- **WORK TO BE COMPLETED**: Print all of the entries exactly, minus the pictures.

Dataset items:
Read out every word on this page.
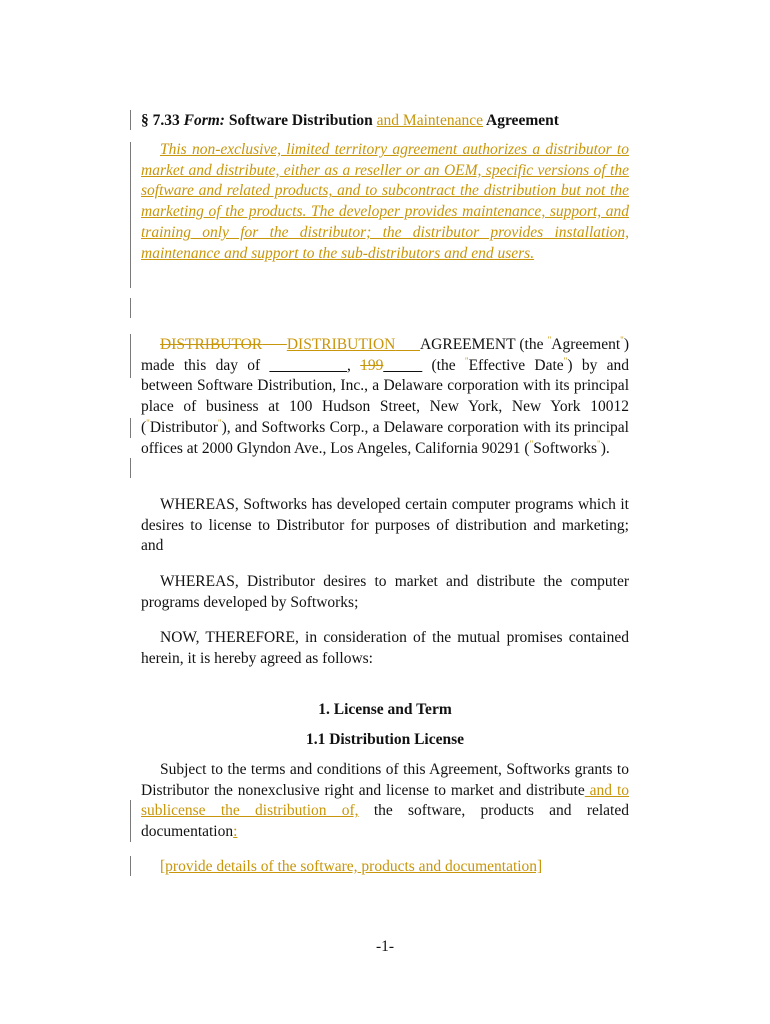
§ 7.33 Form: Software Distribution and Maintenance Agreement
This non-exclusive, limited territory agreement authorizes a distributor to market and distribute, either as a reseller or an OEM, specific versions of the software and related products, and to subcontract the distribution but not the marketing of the products. The developer provides maintenance, support, and training only for the distributor; the distributor provides installation, maintenance and support to the sub-distributors and end users.
DISTRIBUTOR DISTRIBUTION AGREEMENT (the "Agreement") made this day of __________, 199_____ (the "Effective Date") by and between Software Distribution, Inc., a Delaware corporation with its principal place of business at 100 Hudson Street, New York, New York 10012 ("Distributor"), and Softworks Corp., a Delaware corporation with its principal offices at 2000 Glyndon Ave., Los Angeles, California 90291 ("Softworks").
WHEREAS, Softworks has developed certain computer programs which it desires to license to Distributor for purposes of distribution and marketing; and
WHEREAS, Distributor desires to market and distribute the computer programs developed by Softworks;
NOW, THEREFORE, in consideration of the mutual promises contained herein, it is hereby agreed as follows:
1. License and Term
1.1 Distribution License
Subject to the terms and conditions of this Agreement, Softworks grants to Distributor the nonexclusive right and license to market and distribute and to sublicense the distribution of, the software, products and related documentation:
[provide details of the software, products and documentation]
-1-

- **EXERCISE ANSWER**:
Read out every word on this page.
§ 7.33 Form: Software Distribution and Maintenance Agreement
This non-exclusive, limited territory agreement authorizes a distributor to market and distribute, either as a reseller or an OEM, specific versions of the software and related products, and to subcontract the distribution but not the marketing of the products. The developer provides maintenance, support, and training only for the distributor; the distributor provides installation, maintenance and support to the sub-distributors and end users.
DISTRIBUTOR DISTRIBUTION AGREEMENT (the "Agreement") made this day of __________, 199_____ (the "Effective Date") by and between Software Distribution, Inc., a Delaware corporation with its principal place of business at 100 Hudson Street, New York, New York 10012 ("Distributor"), and Softworks Corp., a Delaware corporation with its principal offices at 2000 Glyndon Ave., Los Angeles, California 90291 ("Softworks").
WHEREAS, Softworks has developed certain computer programs which it desires to license to Distributor for purposes of distribution and marketing; and
WHEREAS, Distributor desires to market and distribute the computer programs developed by Softworks;
NOW, THEREFORE, in consideration of the mutual promises contained herein, it is hereby agreed as follows:
1. License and Term
1.1 Distribution License
Subject to the terms and conditions of this Agreement, Softworks grants to Distributor the nonexclusive right and license to market and distribute and to sublicense the distribution of, the software, products and related documentation:
[provide details of the software, products and documentation]
-1-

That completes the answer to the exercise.